*EXTRAIT DU DOCUMENT*
Les intérieurs sont en général composés de deux petites pièces, le tout sur une douzaine de mètres carrés accueillant entre deux et cinq personnes, nous raconte Abdelkrim, père de famille de quatre enfants. Leurs occupants tentent de gagner un peu d’espace. Alors, devant la plupart des maisonnettes, des terrasses de roseaux ont été improvisées.

Une simple petite fenêtre sert à faire rentrer l’air frais durant l’été, ce qui pousse plusieurs de leurs locataires à les éventrer avec de nouvelles ouvertures, comme des portes supplémentaires. Abdelkrim, qui s’est improvisé guide lors de notre passage, insiste pour nous présenter le nouveau centre du “village” : une vingtaine de mètres carrés de terre battue au milieu desquels trône un four à pain traditionnel. Au sein de ce kariane, les familles se sont arrangées pour mettre sur pied un semblant de vie postséisme.

“Le caïd [agent d’autorité représentant le ministère de l’Intérieur] m’a dit il y a quelques jours qu’il fallait attendre un ou deux ans pour espérer que tout soit reconstruit. On ne comprend plus rien”, nous glisse Abdelkrim. Il ajoute : “Quel autre choix avons-nous ? Même si on nous dit cinq ans demain, on ne peut faire qu’attendre.

Des portes sur des bâches

Mais dans le bidonville, il y a encore pire que ces dizaines de préfabriqués. Quelques mètres plus loin, de petites cabanes de bois et de bâches plus ou moins déchirées s’entassent. Quid des tentes bleues mises à disposition par la protection civile ? “Peu de gens [en] ont encore.

Leur état s’est détérioré. Sans oublier que ces tentes servent essentiellement pour l’hiver. C’était impossible d’y vivre dès le début de l’été”, nous précise un autre habitant.

Et même sous les tentes, la chaleur est si suffocante que certains résidents ont finalement rejoint d’autres familles pour s’entasser dans les préfabriqués, histoire de jouir de quelques degrés de moins durant les mois de canicule. Sur ces cabanes en bâche, d’anciennes portes fermées avec un cadenas, récupérées dans les décombres. Ces portes se transforment en mascottes de notre périple.

On en retrouve sur les bas-côtés des routes ou entassées dans les villages, tels des trésors sauvegardés de la catastrophe. Aussi, certains sinistrés choisissent de les poser entre deux grillages pour délimiter le lopin de terre vide qu’il leur reste. Vendeurs de poules, bouchers, arracheurs de dents, coiffeurs, restaurateurs… À côté du bidonville et de part et d’autre de la seule route qui traverse Talat N’Yaaqoub, des commerçants ont installé leurs échoppes.

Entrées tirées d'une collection

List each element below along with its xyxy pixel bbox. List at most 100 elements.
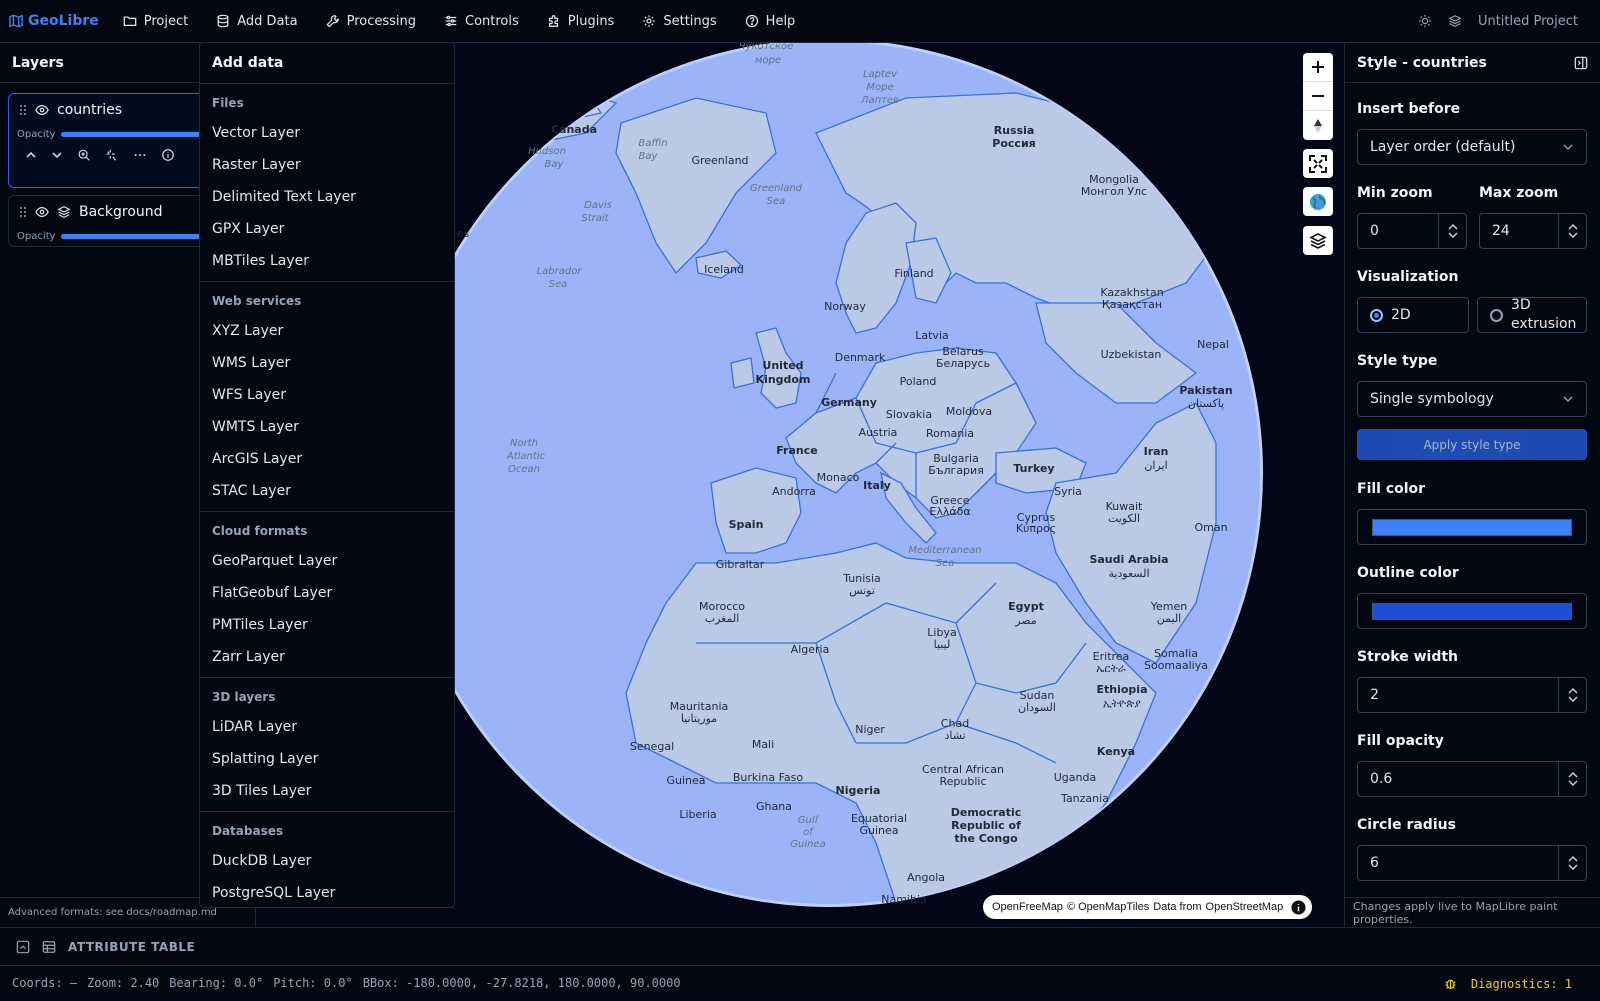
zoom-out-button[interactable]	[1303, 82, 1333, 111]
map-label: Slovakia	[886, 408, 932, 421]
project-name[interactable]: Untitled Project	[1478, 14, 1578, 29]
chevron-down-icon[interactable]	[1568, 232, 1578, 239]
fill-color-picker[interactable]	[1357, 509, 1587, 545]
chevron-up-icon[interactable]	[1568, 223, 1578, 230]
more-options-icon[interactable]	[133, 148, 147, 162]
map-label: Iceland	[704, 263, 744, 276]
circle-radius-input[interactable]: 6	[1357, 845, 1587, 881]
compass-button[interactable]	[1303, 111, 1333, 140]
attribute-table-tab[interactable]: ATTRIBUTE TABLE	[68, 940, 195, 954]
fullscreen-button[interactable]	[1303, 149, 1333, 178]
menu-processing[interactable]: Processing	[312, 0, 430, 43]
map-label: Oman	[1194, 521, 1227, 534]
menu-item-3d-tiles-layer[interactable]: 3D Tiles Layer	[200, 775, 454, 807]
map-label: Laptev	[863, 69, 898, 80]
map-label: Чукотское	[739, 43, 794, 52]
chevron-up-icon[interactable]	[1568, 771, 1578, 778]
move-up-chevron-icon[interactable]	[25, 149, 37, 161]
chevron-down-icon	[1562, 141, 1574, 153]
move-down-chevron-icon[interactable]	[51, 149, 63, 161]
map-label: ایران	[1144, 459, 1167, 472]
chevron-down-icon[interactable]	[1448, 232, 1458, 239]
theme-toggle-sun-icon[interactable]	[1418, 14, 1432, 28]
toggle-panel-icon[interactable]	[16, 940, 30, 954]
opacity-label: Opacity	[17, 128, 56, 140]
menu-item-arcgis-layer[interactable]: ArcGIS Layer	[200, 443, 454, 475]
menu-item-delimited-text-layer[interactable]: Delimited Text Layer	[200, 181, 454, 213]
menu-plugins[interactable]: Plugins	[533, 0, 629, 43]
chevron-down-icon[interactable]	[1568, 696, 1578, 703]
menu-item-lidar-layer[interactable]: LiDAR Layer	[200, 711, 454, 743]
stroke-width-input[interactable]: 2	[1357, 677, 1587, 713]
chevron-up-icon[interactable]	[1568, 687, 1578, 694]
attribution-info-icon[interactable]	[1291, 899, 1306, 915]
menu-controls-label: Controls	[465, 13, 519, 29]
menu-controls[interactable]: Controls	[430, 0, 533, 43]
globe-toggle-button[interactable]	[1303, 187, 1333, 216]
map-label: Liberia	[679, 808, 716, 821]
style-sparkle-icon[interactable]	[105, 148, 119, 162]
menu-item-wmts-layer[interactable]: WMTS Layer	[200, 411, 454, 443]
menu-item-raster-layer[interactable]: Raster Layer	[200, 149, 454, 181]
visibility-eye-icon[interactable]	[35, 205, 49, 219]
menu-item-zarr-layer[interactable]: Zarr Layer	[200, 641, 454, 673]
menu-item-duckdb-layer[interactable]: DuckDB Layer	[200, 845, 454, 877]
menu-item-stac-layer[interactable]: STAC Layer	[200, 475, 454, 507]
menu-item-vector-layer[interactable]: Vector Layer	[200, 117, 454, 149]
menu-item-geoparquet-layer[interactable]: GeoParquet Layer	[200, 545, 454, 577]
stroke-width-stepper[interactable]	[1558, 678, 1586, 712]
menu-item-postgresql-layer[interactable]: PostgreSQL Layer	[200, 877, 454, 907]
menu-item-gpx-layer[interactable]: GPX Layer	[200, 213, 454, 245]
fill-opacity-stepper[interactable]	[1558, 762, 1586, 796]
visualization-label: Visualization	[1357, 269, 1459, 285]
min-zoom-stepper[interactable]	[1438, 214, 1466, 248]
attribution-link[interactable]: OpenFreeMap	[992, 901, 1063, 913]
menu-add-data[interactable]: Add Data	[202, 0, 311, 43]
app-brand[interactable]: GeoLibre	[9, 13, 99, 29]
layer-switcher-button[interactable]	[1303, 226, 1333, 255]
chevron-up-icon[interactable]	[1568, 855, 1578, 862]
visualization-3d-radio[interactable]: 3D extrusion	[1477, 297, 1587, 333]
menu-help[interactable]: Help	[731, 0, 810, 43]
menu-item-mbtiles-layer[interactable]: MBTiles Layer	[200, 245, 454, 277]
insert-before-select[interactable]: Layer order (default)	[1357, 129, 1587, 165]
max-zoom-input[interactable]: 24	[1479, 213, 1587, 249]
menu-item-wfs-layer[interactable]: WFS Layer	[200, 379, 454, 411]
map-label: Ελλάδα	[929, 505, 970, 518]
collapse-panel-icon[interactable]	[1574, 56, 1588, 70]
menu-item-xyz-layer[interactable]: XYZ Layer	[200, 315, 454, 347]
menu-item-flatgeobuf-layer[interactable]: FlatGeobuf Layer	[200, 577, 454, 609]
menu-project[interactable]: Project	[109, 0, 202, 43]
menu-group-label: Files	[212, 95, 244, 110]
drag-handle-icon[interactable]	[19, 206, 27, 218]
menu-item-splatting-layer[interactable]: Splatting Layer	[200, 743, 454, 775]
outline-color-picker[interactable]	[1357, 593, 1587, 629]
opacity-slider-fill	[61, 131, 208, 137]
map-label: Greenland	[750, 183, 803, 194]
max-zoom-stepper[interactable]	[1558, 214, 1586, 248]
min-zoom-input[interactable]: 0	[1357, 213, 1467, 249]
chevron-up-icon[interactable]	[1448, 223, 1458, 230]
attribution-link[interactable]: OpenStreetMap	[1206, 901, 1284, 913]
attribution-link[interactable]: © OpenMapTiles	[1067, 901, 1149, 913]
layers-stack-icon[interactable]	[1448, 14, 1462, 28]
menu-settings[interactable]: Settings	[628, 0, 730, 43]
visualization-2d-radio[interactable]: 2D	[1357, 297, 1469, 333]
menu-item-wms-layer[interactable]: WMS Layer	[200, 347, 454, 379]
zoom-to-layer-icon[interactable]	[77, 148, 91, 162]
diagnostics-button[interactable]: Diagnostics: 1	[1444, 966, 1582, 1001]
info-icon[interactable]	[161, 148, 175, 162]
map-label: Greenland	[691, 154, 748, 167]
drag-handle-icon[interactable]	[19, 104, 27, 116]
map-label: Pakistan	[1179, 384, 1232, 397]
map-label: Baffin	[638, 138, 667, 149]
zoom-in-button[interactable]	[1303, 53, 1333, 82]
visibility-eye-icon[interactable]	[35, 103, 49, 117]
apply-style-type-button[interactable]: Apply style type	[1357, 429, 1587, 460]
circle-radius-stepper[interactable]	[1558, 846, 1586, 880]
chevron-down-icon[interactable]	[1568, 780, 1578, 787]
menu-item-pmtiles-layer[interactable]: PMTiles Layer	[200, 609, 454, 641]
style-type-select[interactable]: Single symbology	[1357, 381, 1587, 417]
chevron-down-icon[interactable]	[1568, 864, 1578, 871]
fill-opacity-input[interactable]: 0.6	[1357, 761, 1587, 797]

*TRAVAIL DEMANDÉ*
• a. D'après l'extrait sur le bidonville, combien de personnes vivent généralement dans les intérieurs d'une douzaine de mètres carrés ?
• b. Recopiez l'extrait sur le bidonville de « On en retrouve » à « installé leurs échoppes. ».
• c. Dans l'extrait sur le bidonville, résumez en une liste le paragraphe qui commence par « Et même sous les tentes ».

*RÉPONSES*
• a. Entre deux et cinq personnes.

• b.
On en retrouve sur les bas-côtés des routes ou entassées dans les villages, tels des trésors sauvegardés de la catastrophe. Aussi, certains sinistrés choisissent de les poser entre deux grillages pour délimiter le lopin de terre vide qu’il leur reste. Vendeurs de poules, bouchers, arracheurs de dents, coiffeurs, restaurateurs… À côté du bidonville et de part et d’autre de la seule route qui traverse Talat N’Yaaqoub, des commerçants ont installé leurs échoppes.

• c.
- Sous les tentes, la chaleur est suffocante.
- Certains résidents se sont donc entassés avec d'autres familles dans les préfabriqués pour gagner quelques degrés pendant la canicule.
- Les cabanes en bâche portent d'anciennes portes fermées par un cadenas, récupérées dans les décombres.
- Ces portes deviennent les mascottes du périple.